• [Goal]:
Here are some records; return them all exactly.

Dataset entries on figures
------------------------

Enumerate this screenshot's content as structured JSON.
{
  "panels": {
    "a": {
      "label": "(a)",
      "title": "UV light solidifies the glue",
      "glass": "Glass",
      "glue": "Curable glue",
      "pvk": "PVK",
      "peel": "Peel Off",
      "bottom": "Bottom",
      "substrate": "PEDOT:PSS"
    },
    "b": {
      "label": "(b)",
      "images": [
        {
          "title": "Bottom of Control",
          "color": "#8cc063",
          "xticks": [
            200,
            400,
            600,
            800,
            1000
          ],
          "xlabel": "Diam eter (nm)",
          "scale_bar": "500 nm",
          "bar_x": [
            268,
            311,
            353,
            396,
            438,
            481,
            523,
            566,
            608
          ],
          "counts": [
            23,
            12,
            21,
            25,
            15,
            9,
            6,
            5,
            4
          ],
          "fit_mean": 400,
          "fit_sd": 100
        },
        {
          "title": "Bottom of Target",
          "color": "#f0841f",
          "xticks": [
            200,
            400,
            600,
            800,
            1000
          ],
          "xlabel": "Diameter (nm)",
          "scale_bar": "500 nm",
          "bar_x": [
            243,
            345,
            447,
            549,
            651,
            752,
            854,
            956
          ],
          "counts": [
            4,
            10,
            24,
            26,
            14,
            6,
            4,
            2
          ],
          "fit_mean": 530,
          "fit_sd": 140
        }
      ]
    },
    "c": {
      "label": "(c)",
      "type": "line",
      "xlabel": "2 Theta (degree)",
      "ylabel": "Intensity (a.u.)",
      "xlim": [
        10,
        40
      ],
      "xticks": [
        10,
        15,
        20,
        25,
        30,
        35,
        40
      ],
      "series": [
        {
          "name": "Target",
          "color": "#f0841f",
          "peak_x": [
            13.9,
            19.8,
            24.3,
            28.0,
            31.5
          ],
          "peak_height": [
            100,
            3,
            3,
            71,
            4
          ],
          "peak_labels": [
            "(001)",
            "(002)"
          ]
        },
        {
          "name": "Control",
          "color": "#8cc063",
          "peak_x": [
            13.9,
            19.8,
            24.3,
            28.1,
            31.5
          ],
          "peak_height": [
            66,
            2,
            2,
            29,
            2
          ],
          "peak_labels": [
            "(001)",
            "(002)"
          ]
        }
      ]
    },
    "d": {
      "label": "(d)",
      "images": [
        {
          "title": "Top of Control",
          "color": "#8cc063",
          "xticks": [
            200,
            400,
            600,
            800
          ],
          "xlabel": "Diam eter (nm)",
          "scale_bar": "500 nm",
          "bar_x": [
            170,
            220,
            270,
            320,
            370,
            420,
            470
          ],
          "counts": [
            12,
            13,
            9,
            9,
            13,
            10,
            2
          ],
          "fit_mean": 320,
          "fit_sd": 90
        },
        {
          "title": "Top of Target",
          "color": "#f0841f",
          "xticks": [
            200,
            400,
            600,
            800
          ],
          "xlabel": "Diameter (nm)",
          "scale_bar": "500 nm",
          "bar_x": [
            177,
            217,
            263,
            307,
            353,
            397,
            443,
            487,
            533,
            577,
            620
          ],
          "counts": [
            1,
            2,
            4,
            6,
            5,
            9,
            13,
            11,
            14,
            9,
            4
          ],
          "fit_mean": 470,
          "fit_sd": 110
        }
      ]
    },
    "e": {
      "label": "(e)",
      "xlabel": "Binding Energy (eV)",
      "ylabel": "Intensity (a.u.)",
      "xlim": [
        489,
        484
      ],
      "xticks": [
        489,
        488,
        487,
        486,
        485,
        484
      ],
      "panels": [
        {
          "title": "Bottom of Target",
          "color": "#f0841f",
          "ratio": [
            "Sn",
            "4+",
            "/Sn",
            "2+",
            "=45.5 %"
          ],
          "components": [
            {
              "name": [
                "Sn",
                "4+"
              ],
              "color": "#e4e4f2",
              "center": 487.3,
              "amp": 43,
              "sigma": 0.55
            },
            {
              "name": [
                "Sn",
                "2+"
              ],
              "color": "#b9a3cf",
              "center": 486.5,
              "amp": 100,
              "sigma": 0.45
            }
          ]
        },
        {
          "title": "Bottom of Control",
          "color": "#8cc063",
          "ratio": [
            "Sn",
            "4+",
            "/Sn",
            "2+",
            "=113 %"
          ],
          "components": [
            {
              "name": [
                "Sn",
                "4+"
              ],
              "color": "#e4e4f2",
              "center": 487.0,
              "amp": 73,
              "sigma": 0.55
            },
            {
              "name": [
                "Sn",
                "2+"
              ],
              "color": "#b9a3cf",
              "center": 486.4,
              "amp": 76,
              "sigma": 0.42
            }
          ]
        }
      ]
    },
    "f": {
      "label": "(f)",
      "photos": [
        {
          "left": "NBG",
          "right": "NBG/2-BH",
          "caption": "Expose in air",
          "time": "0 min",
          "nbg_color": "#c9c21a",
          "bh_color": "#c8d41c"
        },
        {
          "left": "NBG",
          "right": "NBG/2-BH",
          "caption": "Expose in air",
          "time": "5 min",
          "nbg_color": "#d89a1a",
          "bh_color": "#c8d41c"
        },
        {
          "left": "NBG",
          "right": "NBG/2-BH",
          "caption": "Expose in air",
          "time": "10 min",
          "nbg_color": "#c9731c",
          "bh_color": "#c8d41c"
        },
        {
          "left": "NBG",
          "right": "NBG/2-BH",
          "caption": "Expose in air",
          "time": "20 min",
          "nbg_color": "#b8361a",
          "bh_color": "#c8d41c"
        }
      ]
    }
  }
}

------------------------

• [Result of the exercise]:
Enumerate this screenshot's content as structured JSON.
{
  "panels": {
    "a": {
      "label": "(a)",
      "title": "UV light solidifies the glue",
      "glass": "Glass",
      "glue": "Curable glue",
      "pvk": "PVK",
      "peel": "Peel Off",
      "bottom": "Bottom",
      "substrate": "PEDOT:PSS"
    },
    "b": {
      "label": "(b)",
      "images": [
        {
          "title": "Bottom of Control",
          "color": "#8cc063",
          "xticks": [
            200,
            400,
            600,
            800,
            1000
          ],
          "xlabel": "Diam eter (nm)",
          "scale_bar": "500 nm",
          "bar_x": [
            268,
            311,
            353,
            396,
            438,
            481,
            523,
            566,
            608
          ],
          "counts": [
            23,
            12,
            21,
            25,
            15,
            9,
            6,
            5,
            4
          ],
          "fit_mean": 400,
          "fit_sd": 100
        },
        {
          "title": "Bottom of Target",
          "color": "#f0841f",
          "xticks": [
            200,
            400,
            600,
            800,
            1000
          ],
          "xlabel": "Diameter (nm)",
          "scale_bar": "500 nm",
          "bar_x": [
            243,
            345,
            447,
            549,
            651,
            752,
            854,
            956
          ],
          "counts": [
            4,
            10,
            24,
            26,
            14,
            6,
            4,
            2
          ],
          "fit_mean": 530,
          "fit_sd": 140
        }
      ]
    },
    "c": {
      "label": "(c)",
      "type": "line",
      "xlabel": "2 Theta (degree)",
      "ylabel": "Intensity (a.u.)",
      "xlim": [
        10,
        40
      ],
      "xticks": [
        10,
        15,
        20,
        25,
        30,
        35,
        40
      ],
      "series": [
        {
          "name": "Target",
          "color": "#f0841f",
          "peak_x": [
            13.9,
            19.8,
            24.3,
            28.0,
            31.5
          ],
          "peak_height": [
            100,
            3,
            3,
            71,
            4
          ],
          "peak_labels": [
            "(001)",
            "(002)"
          ]
        },
        {
          "name": "Control",
          "color": "#8cc063",
          "peak_x": [
            13.9,
            19.8,
            24.3,
            28.1,
            31.5
          ],
          "peak_height": [
            66,
            2,
            2,
            29,
            2
          ],
          "peak_labels": [
            "(001)",
            "(002)"
          ]
        }
      ]
    },
    "d": {
      "label": "(d)",
      "images": [
        {
          "title": "Top of Control",
          "color": "#8cc063",
          "xticks": [
            200,
            400,
            600,
            800
          ],
          "xlabel": "Diam eter (nm)",
          "scale_bar": "500 nm",
          "bar_x": [
            170,
            220,
            270,
            320,
            370,
            420,
            470
          ],
          "counts": [
            12,
            13,
            9,
            9,
            13,
            10,
            2
          ],
          "fit_mean": 320,
          "fit_sd": 90
        },
        {
          "title": "Top of Target",
          "color": "#f0841f",
          "xticks": [
            200,
            400,
            600,
            800
          ],
          "xlabel": "Diameter (nm)",
          "scale_bar": "500 nm",
          "bar_x": [
            177,
            217,
            263,
            307,
            353,
            397,
            443,
            487,
            533,
            577,
            620
          ],
          "counts": [
            1,
            2,
            4,
            6,
            5,
            9,
            13,
            11,
            14,
            9,
            4
          ],
          "fit_mean": 470,
          "fit_sd": 110
        }
      ]
    },
    "e": {
      "label": "(e)",
      "xlabel": "Binding Energy (eV)",
      "ylabel": "Intensity (a.u.)",
      "xlim": [
        489,
        484
      ],
      "xticks": [
        489,
        488,
        487,
        486,
        485,
        484
      ],
      "panels": [
        {
          "title": "Bottom of Target",
          "color": "#f0841f",
          "ratio": [
            "Sn",
            "4+",
            "/Sn",
            "2+",
            "=45.5 %"
          ],
          "components": [
            {
              "name": [
                "Sn",
                "4+"
              ],
              "color": "#e4e4f2",
              "center": 487.3,
              "amp": 43,
              "sigma": 0.55
            },
            {
              "name": [
                "Sn",
                "2+"
              ],
              "color": "#b9a3cf",
              "center": 486.5,
              "amp": 100,
              "sigma": 0.45
            }
          ]
        },
        {
          "title": "Bottom of Control",
          "color": "#8cc063",
          "ratio": [
            "Sn",
            "4+",
            "/Sn",
            "2+",
            "=113 %"
          ],
          "components": [
            {
              "name": [
                "Sn",
                "4+"
              ],
              "color": "#e4e4f2",
              "center": 487.0,
              "amp": 73,
              "sigma": 0.55
            },
            {
              "name": [
                "Sn",
                "2+"
              ],
              "color": "#b9a3cf",
              "center": 486.4,
              "amp": 76,
              "sigma": 0.42
            }
          ]
        }
      ]
    },
    "f": {
      "label": "(f)",
      "photos": [
        {
          "left": "NBG",
          "right": "NBG/2-BH",
          "caption": "Expose in air",
          "time": "0 min",
          "nbg_color": "#c9c21a",
          "bh_color": "#c8d41c"
        },
        {
          "left": "NBG",
          "right": "NBG/2-BH",
          "caption": "Expose in air",
          "time": "5 min",
          "nbg_color": "#d89a1a",
          "bh_color": "#c8d41c"
        },
        {
          "left": "NBG",
          "right": "NBG/2-BH",
          "caption": "Expose in air",
          "time": "10 min",
          "nbg_color": "#c9731c",
          "bh_color": "#c8d41c"
        },
        {
          "left": "NBG",
          "right": "NBG/2-BH",
          "caption": "Expose in air",
          "time": "20 min",
          "nbg_color": "#b8361a",
          "bh_color": "#c8d41c"
        }
      ]
    }
  }
}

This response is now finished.